| Recorded data |
·····
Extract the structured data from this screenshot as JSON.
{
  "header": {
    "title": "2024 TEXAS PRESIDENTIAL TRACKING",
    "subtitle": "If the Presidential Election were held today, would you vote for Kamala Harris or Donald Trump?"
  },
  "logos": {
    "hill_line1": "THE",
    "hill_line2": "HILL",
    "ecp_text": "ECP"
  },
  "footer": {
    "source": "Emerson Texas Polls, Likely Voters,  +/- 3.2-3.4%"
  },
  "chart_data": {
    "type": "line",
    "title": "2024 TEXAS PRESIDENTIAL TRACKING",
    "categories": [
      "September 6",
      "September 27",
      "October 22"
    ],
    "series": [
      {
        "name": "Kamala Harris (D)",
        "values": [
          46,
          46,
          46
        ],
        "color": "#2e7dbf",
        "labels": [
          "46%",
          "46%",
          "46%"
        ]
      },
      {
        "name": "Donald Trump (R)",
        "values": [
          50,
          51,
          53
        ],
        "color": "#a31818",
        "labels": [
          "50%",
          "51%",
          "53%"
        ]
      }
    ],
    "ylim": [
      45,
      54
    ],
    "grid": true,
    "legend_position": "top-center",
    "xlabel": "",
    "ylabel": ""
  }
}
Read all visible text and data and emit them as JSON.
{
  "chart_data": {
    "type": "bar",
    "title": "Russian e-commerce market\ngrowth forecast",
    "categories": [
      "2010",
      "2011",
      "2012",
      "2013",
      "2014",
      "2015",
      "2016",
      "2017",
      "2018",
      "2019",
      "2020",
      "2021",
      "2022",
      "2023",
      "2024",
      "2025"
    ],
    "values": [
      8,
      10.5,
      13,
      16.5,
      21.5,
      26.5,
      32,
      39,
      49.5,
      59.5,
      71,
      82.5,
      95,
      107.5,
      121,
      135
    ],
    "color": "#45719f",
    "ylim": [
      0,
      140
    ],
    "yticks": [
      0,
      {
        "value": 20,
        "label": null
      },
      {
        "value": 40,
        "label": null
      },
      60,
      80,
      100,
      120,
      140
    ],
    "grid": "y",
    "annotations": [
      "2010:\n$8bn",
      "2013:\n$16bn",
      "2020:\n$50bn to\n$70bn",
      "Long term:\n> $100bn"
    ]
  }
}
·····
| Exercise details |
Every record shown above must be echoed exactly.

| Complete output |
Extract the structured data from this screenshot as JSON.
{
  "header": {
    "title": "2024 TEXAS PRESIDENTIAL TRACKING",
    "subtitle": "If the Presidential Election were held today, would you vote for Kamala Harris or Donald Trump?"
  },
  "logos": {
    "hill_line1": "THE",
    "hill_line2": "HILL",
    "ecp_text": "ECP"
  },
  "footer": {
    "source": "Emerson Texas Polls, Likely Voters,  +/- 3.2-3.4%"
  },
  "chart_data": {
    "type": "line",
    "title": "2024 TEXAS PRESIDENTIAL TRACKING",
    "categories": [
      "September 6",
      "September 27",
      "October 22"
    ],
    "series": [
      {
        "name": "Kamala Harris (D)",
        "values": [
          46,
          46,
          46
        ],
        "color": "#2e7dbf",
        "labels": [
          "46%",
          "46%",
          "46%"
        ]
      },
      {
        "name": "Donald Trump (R)",
        "values": [
          50,
          51,
          53
        ],
        "color": "#a31818",
        "labels": [
          "50%",
          "51%",
          "53%"
        ]
      }
    ],
    "ylim": [
      45,
      54
    ],
    "grid": true,
    "legend_position": "top-center",
    "xlabel": "",
    "ylabel": ""
  }
}
Read all visible text and data and emit them as JSON.
{
  "chart_data": {
    "type": "bar",
    "title": "Russian e-commerce market\ngrowth forecast",
    "categories": [
      "2010",
      "2011",
      "2012",
      "2013",
      "2014",
      "2015",
      "2016",
      "2017",
      "2018",
      "2019",
      "2020",
      "2021",
      "2022",
      "2023",
      "2024",
      "2025"
    ],
    "values": [
      8,
      10.5,
      13,
      16.5,
      21.5,
      26.5,
      32,
      39,
      49.5,
      59.5,
      71,
      82.5,
      95,
      107.5,
      121,
      135
    ],
    "color": "#45719f",
    "ylim": [
      0,
      140
    ],
    "yticks": [
      0,
      {
        "value": 20,
        "label": null
      },
      {
        "value": 40,
        "label": null
      },
      60,
      80,
      100,
      120,
      140
    ],
    "grid": "y",
    "annotations": [
      "2010:\n$8bn",
      "2013:\n$16bn",
      "2020:\n$50bn to\n$70bn",
      "Long term:\n> $100bn"
    ]
  }
}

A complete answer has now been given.